— START Input records —

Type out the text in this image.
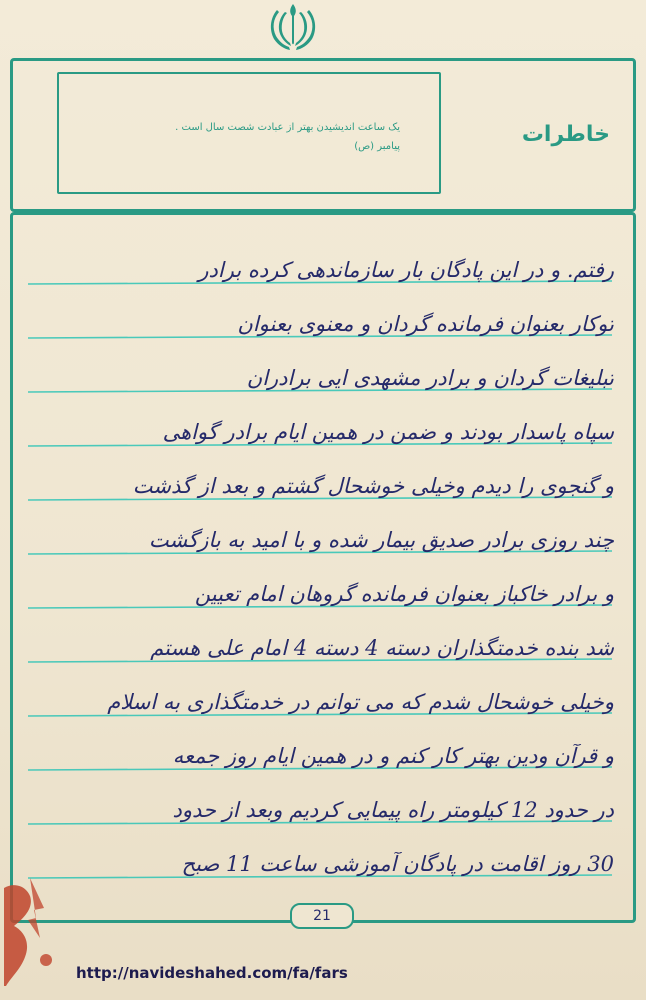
یک ساعت اندیشیدن بهتر از عبادت شصت سال است .
پیامبر (ص)	خاطرات
رفتم. و در این پادگان بار سازماندهی کرده برادر
توکار بعنوان فرمانده گردان و معنوی بعنوان
تبلیغات گردان و برادر مشهدی ایی برادران
سپاه پاسدار بودند و ضمن در همین ایام برادر گواهی
و گنجوی را دیدم وخیلی خوشحال گشتم و بعد از گذشت
چند روزی برادر صدیق بیمار شده و با امید به بازگشت
و برادر خاکباز بعنوان فرمانده گروهان امام تعیین
شد بنده خدمتگذاران دسته 4 دسته 4 امام علی هستم
وخیلی خوشحال شدم که می توانم در خدمتگذاری به اسلام
و قرآن ودین بهتر کار کنم و در همین ایام روز جمعه
در حدود 12 کیلومتر راه پیمایی کردیم وبعد از حدود
30 روز اقامت در پادگان آموزشی ساعت 11 صبح
21
http://navideshahed.com/fa/fars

— END Input records —

● **Objective**:
Copy the whole of the material above exactly, but not its images.

● **Correct response**:
Type out the text in this image.
یک ساعت اندیشیدن بهتر از عبادت شصت سال است .
پیامبر (ص)	خاطرات
رفتم. و در این پادگان بار سازماندهی کرده برادر
توکار بعنوان فرمانده گردان و معنوی بعنوان
تبلیغات گردان و برادر مشهدی ایی برادران
سپاه پاسدار بودند و ضمن در همین ایام برادر گواهی
و گنجوی را دیدم وخیلی خوشحال گشتم و بعد از گذشت
چند روزی برادر صدیق بیمار شده و با امید به بازگشت
و برادر خاکباز بعنوان فرمانده گروهان امام تعیین
شد بنده خدمتگذاران دسته 4 دسته 4 امام علی هستم
وخیلی خوشحال شدم که می توانم در خدمتگذاری به اسلام
و قرآن ودین بهتر کار کنم و در همین ایام روز جمعه
در حدود 12 کیلومتر راه پیمایی کردیم وبعد از حدود
30 روز اقامت در پادگان آموزشی ساعت 11 صبح
21
http://navideshahed.com/fa/fars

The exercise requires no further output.